══ ENTRIES SHOWN

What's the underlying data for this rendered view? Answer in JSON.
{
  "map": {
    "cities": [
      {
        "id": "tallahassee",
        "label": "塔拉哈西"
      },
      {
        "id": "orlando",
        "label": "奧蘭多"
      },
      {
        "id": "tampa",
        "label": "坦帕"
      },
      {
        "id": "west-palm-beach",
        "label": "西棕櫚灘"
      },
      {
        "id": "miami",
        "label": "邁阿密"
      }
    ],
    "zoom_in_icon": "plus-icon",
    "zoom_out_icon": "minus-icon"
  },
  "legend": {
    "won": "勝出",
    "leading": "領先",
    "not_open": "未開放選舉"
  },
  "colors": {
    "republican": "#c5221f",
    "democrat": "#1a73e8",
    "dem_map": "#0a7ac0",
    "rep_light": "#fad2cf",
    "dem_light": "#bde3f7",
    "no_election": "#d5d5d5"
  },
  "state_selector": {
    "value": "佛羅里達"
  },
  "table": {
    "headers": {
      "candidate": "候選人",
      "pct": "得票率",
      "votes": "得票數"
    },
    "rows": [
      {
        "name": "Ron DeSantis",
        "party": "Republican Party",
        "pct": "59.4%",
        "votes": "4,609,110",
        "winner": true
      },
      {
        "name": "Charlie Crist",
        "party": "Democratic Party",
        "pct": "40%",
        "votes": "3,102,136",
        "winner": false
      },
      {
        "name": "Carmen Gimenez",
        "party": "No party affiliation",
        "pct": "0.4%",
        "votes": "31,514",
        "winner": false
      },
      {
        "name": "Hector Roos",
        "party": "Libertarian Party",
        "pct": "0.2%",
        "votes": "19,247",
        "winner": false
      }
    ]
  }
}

════

◆ TASK DIRECTIONS
Copy every record exactly, with nothing added or dropped.

◆ ANSWER TO THE PROBLEM
What's the underlying data for this rendered view? Answer in JSON.
{
  "map": {
    "cities": [
      {
        "id": "tallahassee",
        "label": "塔拉哈西"
      },
      {
        "id": "orlando",
        "label": "奧蘭多"
      },
      {
        "id": "tampa",
        "label": "坦帕"
      },
      {
        "id": "west-palm-beach",
        "label": "西棕櫚灘"
      },
      {
        "id": "miami",
        "label": "邁阿密"
      }
    ],
    "zoom_in_icon": "plus-icon",
    "zoom_out_icon": "minus-icon"
  },
  "legend": {
    "won": "勝出",
    "leading": "領先",
    "not_open": "未開放選舉"
  },
  "colors": {
    "republican": "#c5221f",
    "democrat": "#1a73e8",
    "dem_map": "#0a7ac0",
    "rep_light": "#fad2cf",
    "dem_light": "#bde3f7",
    "no_election": "#d5d5d5"
  },
  "state_selector": {
    "value": "佛羅里達"
  },
  "table": {
    "headers": {
      "candidate": "候選人",
      "pct": "得票率",
      "votes": "得票數"
    },
    "rows": [
      {
        "name": "Ron DeSantis",
        "party": "Republican Party",
        "pct": "59.4%",
        "votes": "4,609,110",
        "winner": true
      },
      {
        "name": "Charlie Crist",
        "party": "Democratic Party",
        "pct": "40%",
        "votes": "3,102,136",
        "winner": false
      },
      {
        "name": "Carmen Gimenez",
        "party": "No party affiliation",
        "pct": "0.4%",
        "votes": "31,514",
        "winner": false
      },
      {
        "name": "Hector Roos",
        "party": "Libertarian Party",
        "pct": "0.2%",
        "votes": "19,247",
        "winner": false
      }
    ]
  }
}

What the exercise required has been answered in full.